Problem statement:
Extract the stretch of lines that starts at the line with "What text is on this page?" and ends at the last line of the data below. Give it exactly, without pictures.

Collected data:
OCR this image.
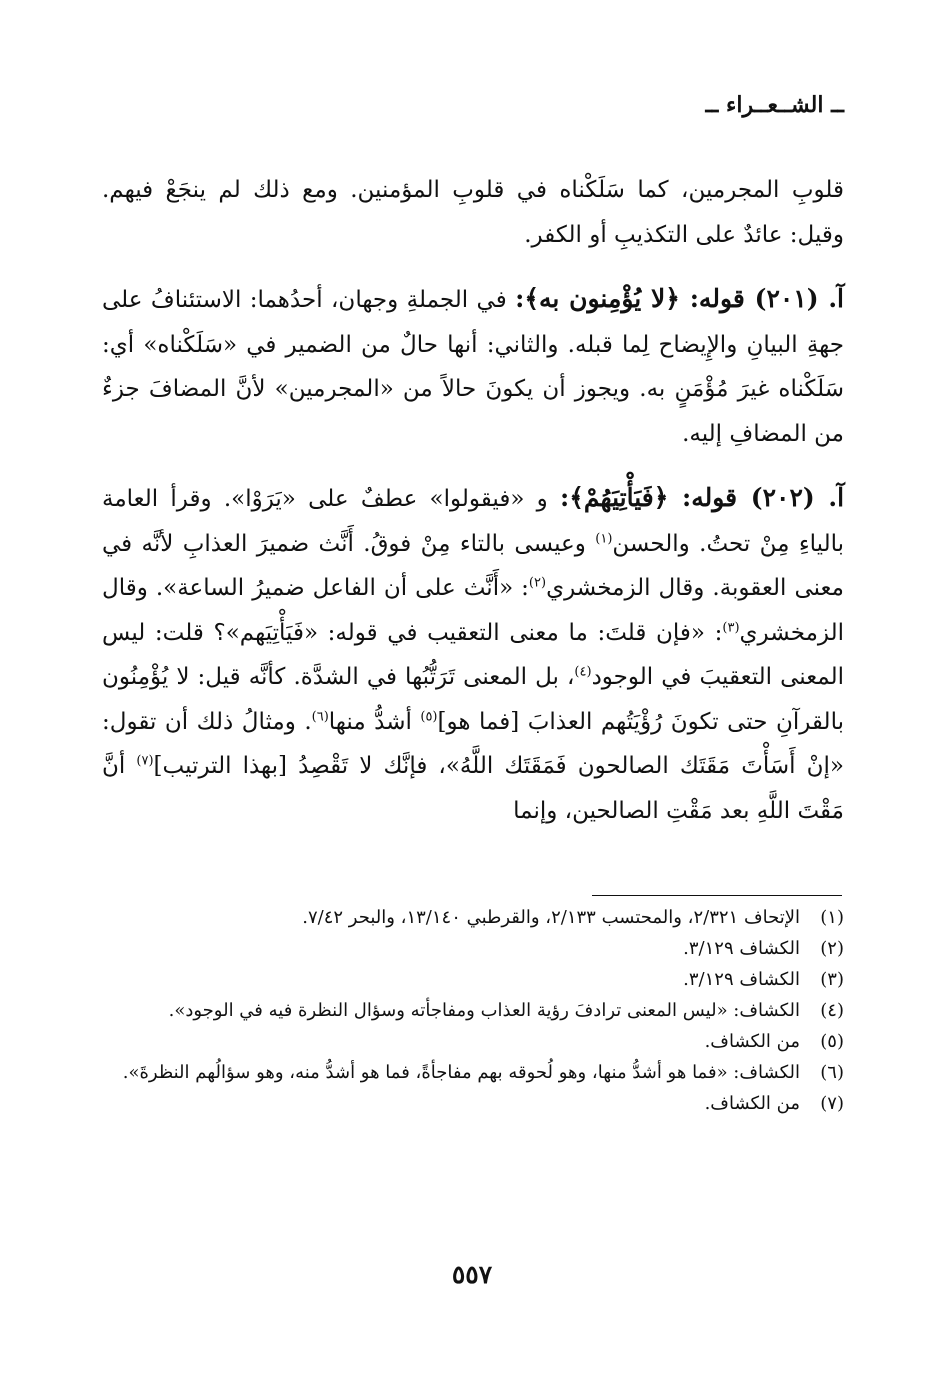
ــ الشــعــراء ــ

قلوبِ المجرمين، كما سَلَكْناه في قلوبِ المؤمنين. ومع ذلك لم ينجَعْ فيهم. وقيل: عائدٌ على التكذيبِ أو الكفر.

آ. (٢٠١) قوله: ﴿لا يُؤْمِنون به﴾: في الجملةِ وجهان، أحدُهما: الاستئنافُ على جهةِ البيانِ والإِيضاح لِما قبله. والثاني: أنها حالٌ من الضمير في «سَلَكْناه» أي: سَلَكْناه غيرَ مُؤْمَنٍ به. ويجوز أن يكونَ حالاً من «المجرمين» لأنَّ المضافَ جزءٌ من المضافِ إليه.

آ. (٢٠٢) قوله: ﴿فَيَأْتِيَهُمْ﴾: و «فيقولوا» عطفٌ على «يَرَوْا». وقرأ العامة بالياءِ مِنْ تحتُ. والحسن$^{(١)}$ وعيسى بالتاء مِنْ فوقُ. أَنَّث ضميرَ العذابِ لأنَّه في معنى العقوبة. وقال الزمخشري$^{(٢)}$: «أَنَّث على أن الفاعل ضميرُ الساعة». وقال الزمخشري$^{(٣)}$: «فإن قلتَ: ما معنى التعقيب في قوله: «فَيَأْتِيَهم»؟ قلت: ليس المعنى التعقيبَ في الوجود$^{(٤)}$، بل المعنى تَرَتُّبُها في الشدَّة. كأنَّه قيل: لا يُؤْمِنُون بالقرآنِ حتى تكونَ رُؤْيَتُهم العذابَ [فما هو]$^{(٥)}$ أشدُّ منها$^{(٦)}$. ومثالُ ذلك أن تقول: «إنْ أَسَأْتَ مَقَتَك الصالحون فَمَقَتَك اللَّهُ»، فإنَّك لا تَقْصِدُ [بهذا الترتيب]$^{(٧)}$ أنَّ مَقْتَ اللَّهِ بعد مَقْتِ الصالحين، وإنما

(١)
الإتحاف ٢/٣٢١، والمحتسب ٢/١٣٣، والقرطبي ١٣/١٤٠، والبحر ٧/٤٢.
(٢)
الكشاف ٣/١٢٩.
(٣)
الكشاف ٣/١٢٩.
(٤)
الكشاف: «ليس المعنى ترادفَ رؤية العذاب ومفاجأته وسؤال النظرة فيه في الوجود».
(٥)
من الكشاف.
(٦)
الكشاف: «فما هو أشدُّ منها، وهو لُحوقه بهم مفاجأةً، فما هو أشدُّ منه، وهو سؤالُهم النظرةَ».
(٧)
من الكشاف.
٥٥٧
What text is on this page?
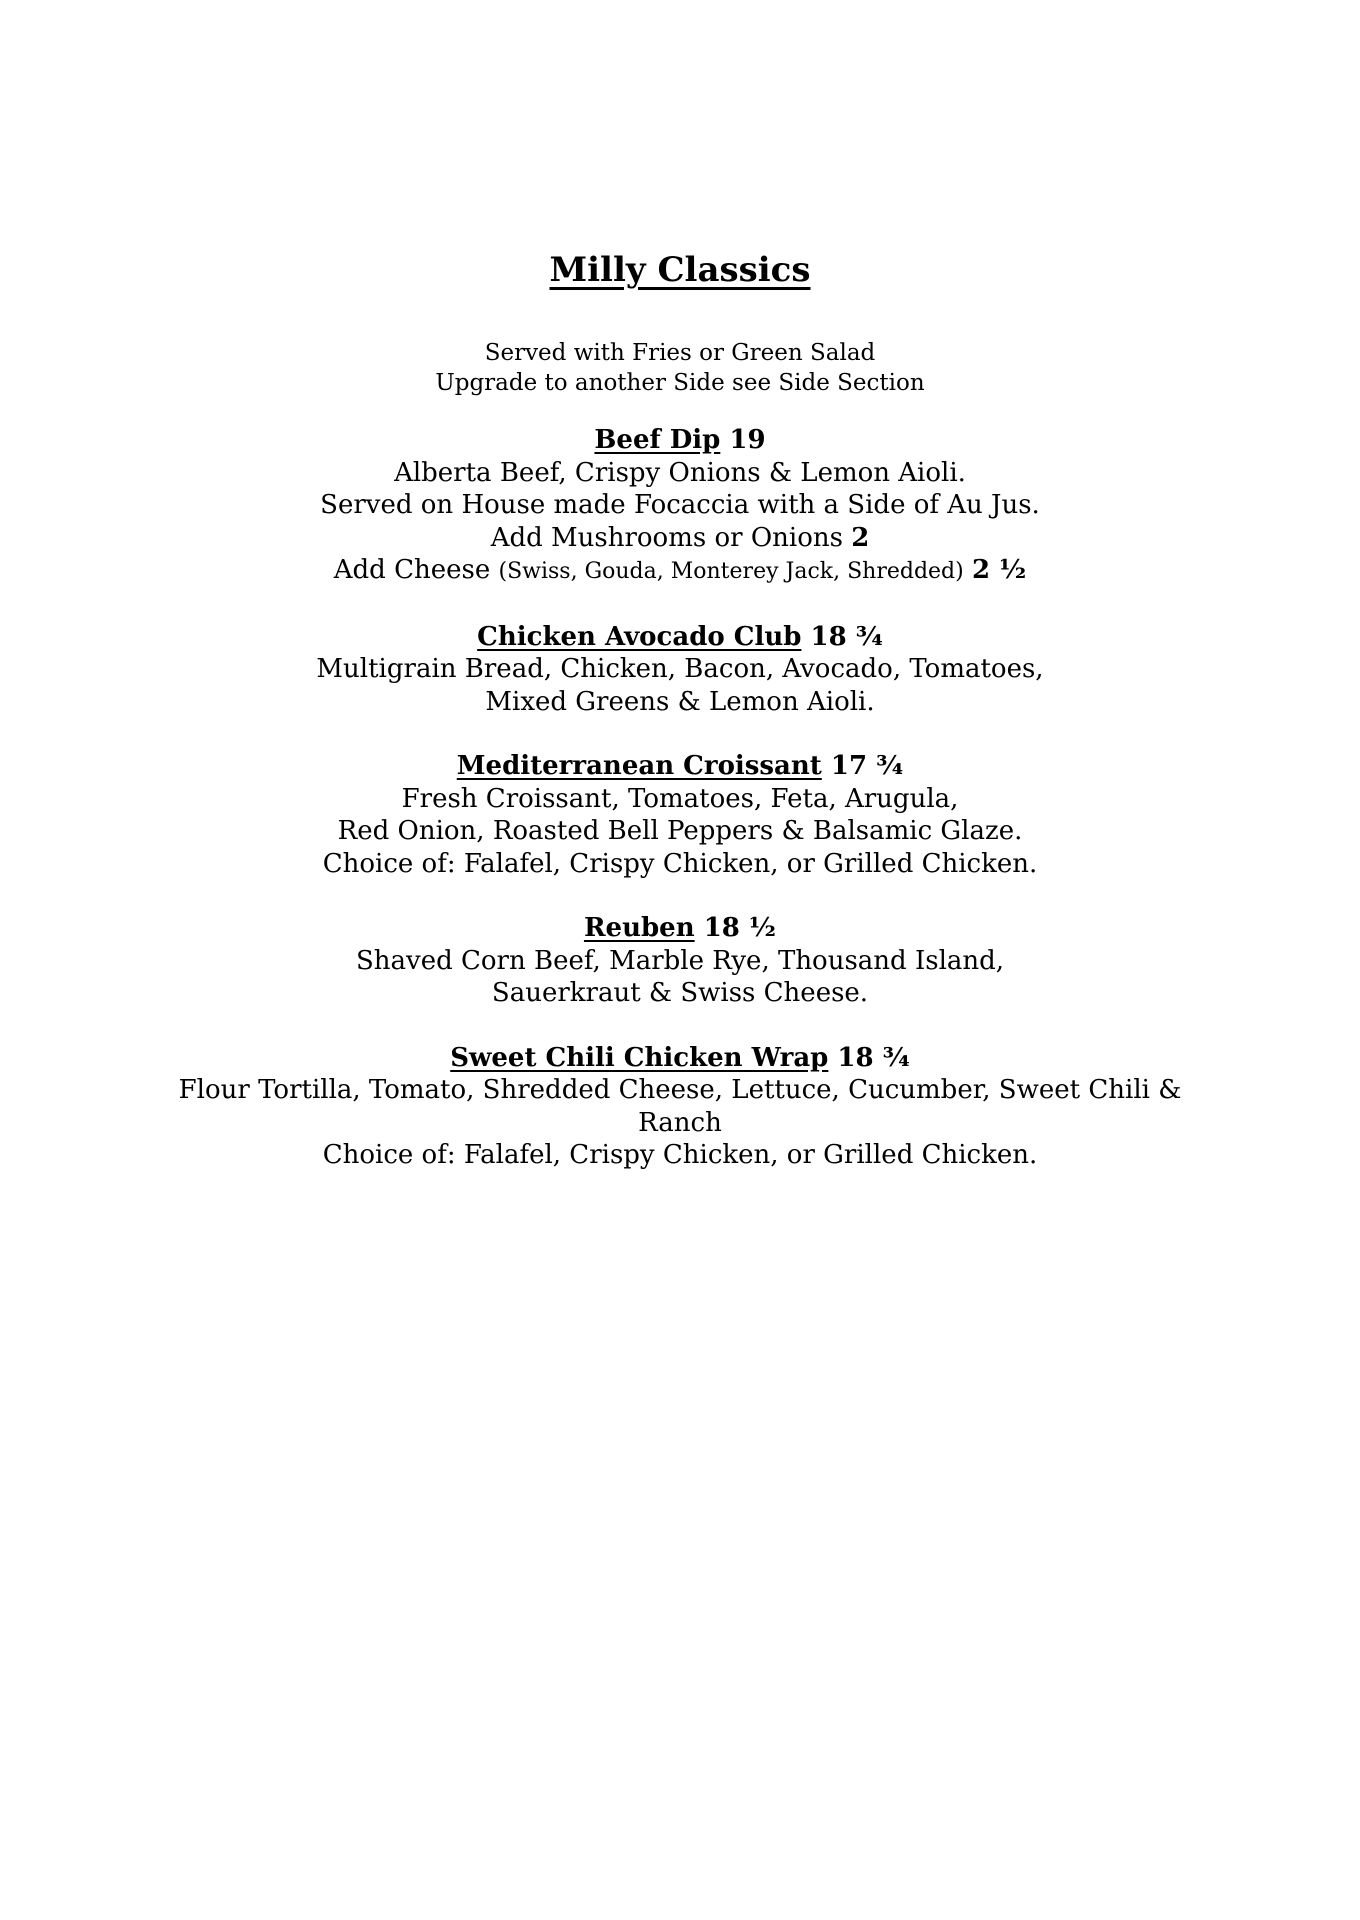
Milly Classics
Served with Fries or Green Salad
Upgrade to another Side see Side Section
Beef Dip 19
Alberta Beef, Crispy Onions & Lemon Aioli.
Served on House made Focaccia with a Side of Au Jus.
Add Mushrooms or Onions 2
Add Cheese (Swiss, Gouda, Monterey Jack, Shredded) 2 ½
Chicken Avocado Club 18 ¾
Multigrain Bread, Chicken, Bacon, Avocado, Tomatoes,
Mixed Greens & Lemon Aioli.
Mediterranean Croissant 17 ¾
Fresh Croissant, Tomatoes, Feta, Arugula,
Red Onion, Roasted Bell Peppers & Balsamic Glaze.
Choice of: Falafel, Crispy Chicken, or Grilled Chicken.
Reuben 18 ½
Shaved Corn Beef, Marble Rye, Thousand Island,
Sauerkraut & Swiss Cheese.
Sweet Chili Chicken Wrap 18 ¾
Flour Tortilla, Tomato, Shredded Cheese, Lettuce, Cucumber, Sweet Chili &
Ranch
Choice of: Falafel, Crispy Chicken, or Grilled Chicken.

Problem solution:
What text is on this page?
Milly Classics
Served with Fries or Green Salad
Upgrade to another Side see Side Section
Beef Dip 19
Alberta Beef, Crispy Onions & Lemon Aioli.
Served on House made Focaccia with a Side of Au Jus.
Add Mushrooms or Onions 2
Add Cheese (Swiss, Gouda, Monterey Jack, Shredded) 2 ½
Chicken Avocado Club 18 ¾
Multigrain Bread, Chicken, Bacon, Avocado, Tomatoes,
Mixed Greens & Lemon Aioli.
Mediterranean Croissant 17 ¾
Fresh Croissant, Tomatoes, Feta, Arugula,
Red Onion, Roasted Bell Peppers & Balsamic Glaze.
Choice of: Falafel, Crispy Chicken, or Grilled Chicken.
Reuben 18 ½
Shaved Corn Beef, Marble Rye, Thousand Island,
Sauerkraut & Swiss Cheese.
Sweet Chili Chicken Wrap 18 ¾
Flour Tortilla, Tomato, Shredded Cheese, Lettuce, Cucumber, Sweet Chili &
Ranch
Choice of: Falafel, Crispy Chicken, or Grilled Chicken.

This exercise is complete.